**** SUPPLIED RECORDS
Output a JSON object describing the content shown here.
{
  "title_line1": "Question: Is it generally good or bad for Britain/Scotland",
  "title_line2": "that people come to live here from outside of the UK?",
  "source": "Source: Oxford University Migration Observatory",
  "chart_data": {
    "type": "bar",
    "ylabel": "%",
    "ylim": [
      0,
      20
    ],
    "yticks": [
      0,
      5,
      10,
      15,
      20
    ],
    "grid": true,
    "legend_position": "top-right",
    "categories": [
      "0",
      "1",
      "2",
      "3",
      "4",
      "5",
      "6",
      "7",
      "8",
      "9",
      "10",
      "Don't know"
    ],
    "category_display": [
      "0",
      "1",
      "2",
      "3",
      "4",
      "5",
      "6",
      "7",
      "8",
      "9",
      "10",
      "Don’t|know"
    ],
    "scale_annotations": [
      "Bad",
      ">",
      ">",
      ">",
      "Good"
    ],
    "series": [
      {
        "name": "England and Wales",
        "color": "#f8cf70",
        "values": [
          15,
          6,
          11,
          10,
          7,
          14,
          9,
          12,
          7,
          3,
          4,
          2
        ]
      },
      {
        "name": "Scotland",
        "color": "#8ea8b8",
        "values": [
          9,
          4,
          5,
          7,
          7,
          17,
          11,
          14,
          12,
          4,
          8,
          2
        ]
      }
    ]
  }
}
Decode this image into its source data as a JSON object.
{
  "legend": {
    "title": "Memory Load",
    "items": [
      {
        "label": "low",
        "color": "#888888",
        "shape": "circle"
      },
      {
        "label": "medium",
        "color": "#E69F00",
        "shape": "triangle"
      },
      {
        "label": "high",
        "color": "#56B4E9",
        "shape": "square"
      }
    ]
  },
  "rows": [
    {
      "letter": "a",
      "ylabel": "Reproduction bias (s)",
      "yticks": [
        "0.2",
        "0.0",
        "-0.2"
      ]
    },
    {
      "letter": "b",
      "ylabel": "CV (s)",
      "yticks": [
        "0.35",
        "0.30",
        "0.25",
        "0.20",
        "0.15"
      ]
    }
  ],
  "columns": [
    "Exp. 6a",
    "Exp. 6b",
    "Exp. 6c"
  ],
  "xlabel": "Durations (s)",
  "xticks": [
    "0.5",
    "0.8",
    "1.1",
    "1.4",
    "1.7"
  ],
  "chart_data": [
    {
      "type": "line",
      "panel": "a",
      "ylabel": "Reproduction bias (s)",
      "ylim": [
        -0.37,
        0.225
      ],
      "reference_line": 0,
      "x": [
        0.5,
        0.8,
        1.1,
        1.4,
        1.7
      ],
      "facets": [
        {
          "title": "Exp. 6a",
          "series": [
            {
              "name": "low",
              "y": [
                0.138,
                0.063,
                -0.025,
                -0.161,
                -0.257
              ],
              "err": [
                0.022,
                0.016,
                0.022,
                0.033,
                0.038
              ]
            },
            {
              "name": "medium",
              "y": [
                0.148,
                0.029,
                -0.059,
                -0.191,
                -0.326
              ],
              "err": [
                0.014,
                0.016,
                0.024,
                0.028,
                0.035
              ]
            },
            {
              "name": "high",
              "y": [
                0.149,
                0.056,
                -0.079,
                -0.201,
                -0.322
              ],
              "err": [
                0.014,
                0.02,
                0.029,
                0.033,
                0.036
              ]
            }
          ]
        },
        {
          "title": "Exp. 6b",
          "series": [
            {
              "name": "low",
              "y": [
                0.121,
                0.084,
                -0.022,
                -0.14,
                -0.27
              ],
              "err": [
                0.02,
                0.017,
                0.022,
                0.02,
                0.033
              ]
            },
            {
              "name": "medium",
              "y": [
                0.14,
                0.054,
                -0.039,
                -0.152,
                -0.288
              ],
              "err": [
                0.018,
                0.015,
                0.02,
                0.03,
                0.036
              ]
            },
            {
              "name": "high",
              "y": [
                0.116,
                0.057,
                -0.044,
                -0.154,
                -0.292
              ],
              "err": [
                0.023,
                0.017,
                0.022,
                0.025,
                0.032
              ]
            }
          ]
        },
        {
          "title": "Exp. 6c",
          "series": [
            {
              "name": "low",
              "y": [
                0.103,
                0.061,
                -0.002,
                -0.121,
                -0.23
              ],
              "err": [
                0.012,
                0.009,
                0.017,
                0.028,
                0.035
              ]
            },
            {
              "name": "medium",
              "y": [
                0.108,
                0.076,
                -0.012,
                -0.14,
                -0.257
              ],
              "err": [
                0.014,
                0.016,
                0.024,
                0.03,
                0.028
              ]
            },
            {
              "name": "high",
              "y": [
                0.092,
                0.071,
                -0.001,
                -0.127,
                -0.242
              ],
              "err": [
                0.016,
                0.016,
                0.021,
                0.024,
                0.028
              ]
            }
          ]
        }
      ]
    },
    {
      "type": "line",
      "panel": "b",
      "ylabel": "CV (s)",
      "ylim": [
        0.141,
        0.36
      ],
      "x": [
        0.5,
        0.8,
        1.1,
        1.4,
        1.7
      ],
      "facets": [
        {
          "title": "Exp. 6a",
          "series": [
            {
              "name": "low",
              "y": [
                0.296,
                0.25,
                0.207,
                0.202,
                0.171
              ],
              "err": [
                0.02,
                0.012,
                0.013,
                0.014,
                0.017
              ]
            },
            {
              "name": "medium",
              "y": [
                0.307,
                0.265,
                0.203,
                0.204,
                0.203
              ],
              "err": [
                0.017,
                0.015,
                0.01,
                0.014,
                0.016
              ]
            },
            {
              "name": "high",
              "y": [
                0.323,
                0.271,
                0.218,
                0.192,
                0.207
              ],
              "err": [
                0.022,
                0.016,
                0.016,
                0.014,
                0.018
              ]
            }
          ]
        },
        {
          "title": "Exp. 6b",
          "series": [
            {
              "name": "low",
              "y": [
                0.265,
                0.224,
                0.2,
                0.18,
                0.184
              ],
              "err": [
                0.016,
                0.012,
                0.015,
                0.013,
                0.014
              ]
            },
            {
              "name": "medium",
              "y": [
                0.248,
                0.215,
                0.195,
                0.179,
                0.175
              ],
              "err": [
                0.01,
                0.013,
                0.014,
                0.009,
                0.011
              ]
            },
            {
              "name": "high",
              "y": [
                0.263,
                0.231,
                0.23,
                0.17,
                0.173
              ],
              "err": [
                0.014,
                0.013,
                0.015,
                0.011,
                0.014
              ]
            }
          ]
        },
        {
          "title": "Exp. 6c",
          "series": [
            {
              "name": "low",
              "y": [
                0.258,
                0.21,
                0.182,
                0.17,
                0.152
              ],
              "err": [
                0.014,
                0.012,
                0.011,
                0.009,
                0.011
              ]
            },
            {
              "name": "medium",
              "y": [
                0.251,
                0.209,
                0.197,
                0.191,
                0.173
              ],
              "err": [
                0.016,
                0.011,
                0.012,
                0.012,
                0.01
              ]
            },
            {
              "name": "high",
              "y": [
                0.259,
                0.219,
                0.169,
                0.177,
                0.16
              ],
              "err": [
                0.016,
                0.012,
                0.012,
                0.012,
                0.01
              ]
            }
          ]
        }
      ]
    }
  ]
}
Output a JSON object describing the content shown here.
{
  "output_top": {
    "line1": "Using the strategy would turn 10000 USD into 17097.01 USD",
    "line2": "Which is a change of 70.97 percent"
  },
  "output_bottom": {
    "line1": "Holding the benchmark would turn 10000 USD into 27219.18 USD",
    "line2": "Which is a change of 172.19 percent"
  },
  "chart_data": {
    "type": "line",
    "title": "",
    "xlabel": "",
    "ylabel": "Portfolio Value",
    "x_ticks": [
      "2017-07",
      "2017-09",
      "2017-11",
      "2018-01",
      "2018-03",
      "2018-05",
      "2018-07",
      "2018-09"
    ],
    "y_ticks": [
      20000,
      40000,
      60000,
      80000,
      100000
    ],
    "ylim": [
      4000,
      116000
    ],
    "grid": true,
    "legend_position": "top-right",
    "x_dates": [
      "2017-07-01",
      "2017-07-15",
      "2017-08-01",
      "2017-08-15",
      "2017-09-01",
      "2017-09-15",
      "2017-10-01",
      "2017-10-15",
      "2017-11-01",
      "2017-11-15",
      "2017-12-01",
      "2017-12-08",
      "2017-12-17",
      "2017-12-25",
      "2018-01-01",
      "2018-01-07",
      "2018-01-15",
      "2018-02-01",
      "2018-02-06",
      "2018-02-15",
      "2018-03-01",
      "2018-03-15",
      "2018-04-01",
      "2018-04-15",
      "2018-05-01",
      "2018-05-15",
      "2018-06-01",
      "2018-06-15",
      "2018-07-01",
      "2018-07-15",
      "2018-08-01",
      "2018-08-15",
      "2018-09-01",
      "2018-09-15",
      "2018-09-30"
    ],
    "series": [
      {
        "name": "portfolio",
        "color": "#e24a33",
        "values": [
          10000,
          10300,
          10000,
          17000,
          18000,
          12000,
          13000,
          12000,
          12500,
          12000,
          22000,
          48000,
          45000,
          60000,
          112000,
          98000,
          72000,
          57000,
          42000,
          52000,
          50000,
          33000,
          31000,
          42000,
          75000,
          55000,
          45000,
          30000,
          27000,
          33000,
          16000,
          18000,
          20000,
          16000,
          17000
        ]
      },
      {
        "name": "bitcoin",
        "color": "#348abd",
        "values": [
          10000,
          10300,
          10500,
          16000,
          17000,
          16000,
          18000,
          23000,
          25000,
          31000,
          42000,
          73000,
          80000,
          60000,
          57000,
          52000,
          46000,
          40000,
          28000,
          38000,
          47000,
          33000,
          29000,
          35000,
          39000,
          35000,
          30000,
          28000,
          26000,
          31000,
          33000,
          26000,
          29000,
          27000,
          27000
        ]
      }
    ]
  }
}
********
OBJECTIVE
Pick out each line containing "would" and report it.

OUTPUT OF THE TASK
    "line1": "Using the strategy would turn 10000 USD into 17097.01 USD",
    "line1": "Holding the benchmark would turn 10000 USD into 27219.18 USD",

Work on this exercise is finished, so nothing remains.